Repeat the data word for word. Do not include the pictures.

# start of DATASET

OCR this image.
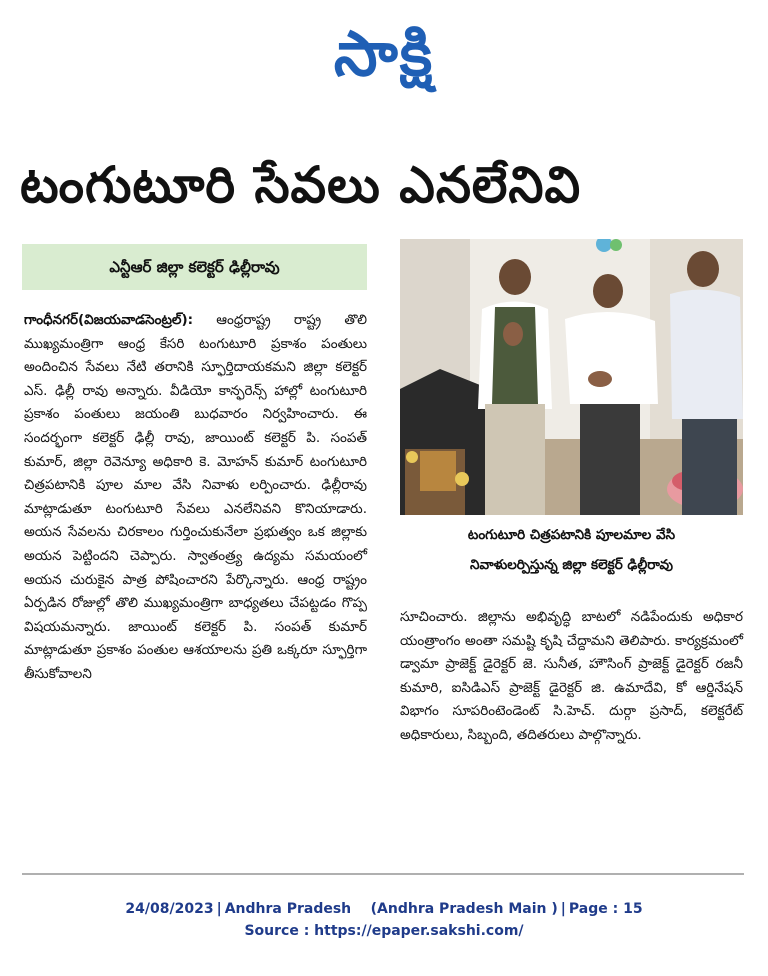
సాక్షి
టంగుటూరి సేవలు ఎనలేనివి
ఎన్టీఆర్‌ జిల్లా కలెక్టర్‌ ఢిల్లీరావు

గాంధీనగర్‌(విజయవాడసెంట్రల్‌): ఆంధ్రరాష్ట్ర రాష్ట్ర తొలి ముఖ్యమంత్రిగా ఆంధ్ర కేసరి టంగుటూరి ప్రకాశం పంతులు అందించిన సేవలు నేటి తరానికి స్ఫూర్తిదాయకమని జిల్లా కలెక్టర్‌ ఎస్‌. ఢిల్లీ రావు అన్నారు. వీడియో కాన్ఫరెన్స్‌ హాల్లో టంగుటూరి ప్రకాశం పంతులు జయంతి బుధవారం నిర్వహించారు. ఈ సందర్భంగా కలెక్టర్‌ ఢిల్లీ రావు, జాయింట్‌ కలెక్టర్‌ పి. సంపత్‌ కుమార్‌, జిల్లా రెవెన్యూ అధికారి కె. మోహన్‌ కుమార్‌ టంగుటూరి చిత్రపటానికి పూల మాల వేసి నివాళు లర్పించారు. ఢిల్లీరావు మాట్లాడుతూ టంగుటూరి సేవలు ఎనలేనివని కొనియాడారు. అయన సేవలను చిరకాలం గుర్తించుకునేలా ప్రభుత్వం ఒక జిల్లాకు అయన పెట్టిందని చెప్పారు. స్వాతంత్ర్య ఉద్యమ సమయంలో అయన చురుకైన పాత్ర పోషించారని పేర్కొన్నారు. ఆంధ్ర రాష్ట్రం ఏర్పడిన రోజుల్లో తొలి ముఖ్యమంత్రిగా బాధ్యతలు చేపట్టడం గొప్ప విషయమన్నారు. జాయింట్‌ కలెక్టర్‌ పి. సంపత్‌ కుమార్‌ మాట్లాడుతూ ప్రకాశం పంతుల ఆశయాలను ప్రతి ఒక్కరూ స్ఫూర్తిగా తీసుకోవాలని

టంగుటూరి చిత్రపటానికి పూలమాల వేసి
నివాళులర్పిస్తున్న జిల్లా కలెక్టర్‌ ఢిల్లీరావు

సూచించారు. జిల్లాను అభివృద్ధి బాటలో నడిపేందుకు అధికార యంత్రాంగం అంతా సమష్టి కృషి చేద్దామని తెలిపారు. కార్యక్రమంలో డ్వామా ప్రాజెక్ట్‌ డైరెక్టర్‌ జె. సునీత, హౌసింగ్‌ ప్రాజెక్ట్‌ డైరెక్టర్‌ రజనీ కుమారి, ఐసిడిఎస్‌ ప్రాజెక్ట్‌ డైరెక్టర్‌ జి. ఉమాదేవి, కో ఆర్డినేషన్‌ విభాగం సూపరింటెండెంట్‌ సి.హెచ్‌. దుర్గా ప్రసాద్‌, కలెక్టరేట్‌ అధికారులు, సిబ్బంది, తదితరులు పాల్గొన్నారు.

24/08/2023 | Andhra Pradesh (Andhra Pradesh Main ) | Page : 15
Source : https://epaper.sakshi.com/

# end of DATASET

WRITTEN SOLUTION
OCR this image.
సాక్షి
టంగుటూరి సేవలు ఎనలేనివి
ఎన్టీఆర్‌ జిల్లా కలెక్టర్‌ ఢిల్లీరావు

గాంధీనగర్‌(విజయవాడసెంట్రల్‌): ఆంధ్రరాష్ట్ర రాష్ట్ర తొలి ముఖ్యమంత్రిగా ఆంధ్ర కేసరి టంగుటూరి ప్రకాశం పంతులు అందించిన సేవలు నేటి తరానికి స్ఫూర్తిదాయకమని జిల్లా కలెక్టర్‌ ఎస్‌. ఢిల్లీ రావు అన్నారు. వీడియో కాన్ఫరెన్స్‌ హాల్లో టంగుటూరి ప్రకాశం పంతులు జయంతి బుధవారం నిర్వహించారు. ఈ సందర్భంగా కలెక్టర్‌ ఢిల్లీ రావు, జాయింట్‌ కలెక్టర్‌ పి. సంపత్‌ కుమార్‌, జిల్లా రెవెన్యూ అధికారి కె. మోహన్‌ కుమార్‌ టంగుటూరి చిత్రపటానికి పూల మాల వేసి నివాళు లర్పించారు. ఢిల్లీరావు మాట్లాడుతూ టంగుటూరి సేవలు ఎనలేనివని కొనియాడారు. అయన సేవలను చిరకాలం గుర్తించుకునేలా ప్రభుత్వం ఒక జిల్లాకు అయన పెట్టిందని చెప్పారు. స్వాతంత్ర్య ఉద్యమ సమయంలో అయన చురుకైన పాత్ర పోషించారని పేర్కొన్నారు. ఆంధ్ర రాష్ట్రం ఏర్పడిన రోజుల్లో తొలి ముఖ్యమంత్రిగా బాధ్యతలు చేపట్టడం గొప్ప విషయమన్నారు. జాయింట్‌ కలెక్టర్‌ పి. సంపత్‌ కుమార్‌ మాట్లాడుతూ ప్రకాశం పంతుల ఆశయాలను ప్రతి ఒక్కరూ స్ఫూర్తిగా తీసుకోవాలని

టంగుటూరి చిత్రపటానికి పూలమాల వేసి
నివాళులర్పిస్తున్న జిల్లా కలెక్టర్‌ ఢిల్లీరావు

సూచించారు. జిల్లాను అభివృద్ధి బాటలో నడిపేందుకు అధికార యంత్రాంగం అంతా సమష్టి కృషి చేద్దామని తెలిపారు. కార్యక్రమంలో డ్వామా ప్రాజెక్ట్‌ డైరెక్టర్‌ జె. సునీత, హౌసింగ్‌ ప్రాజెక్ట్‌ డైరెక్టర్‌ రజనీ కుమారి, ఐసిడిఎస్‌ ప్రాజెక్ట్‌ డైరెక్టర్‌ జి. ఉమాదేవి, కో ఆర్డినేషన్‌ విభాగం సూపరింటెండెంట్‌ సి.హెచ్‌. దుర్గా ప్రసాద్‌, కలెక్టరేట్‌ అధికారులు, సిబ్బంది, తదితరులు పాల్గొన్నారు.

24/08/2023 | Andhra Pradesh (Andhra Pradesh Main ) | Page : 15
Source : https://epaper.sakshi.com/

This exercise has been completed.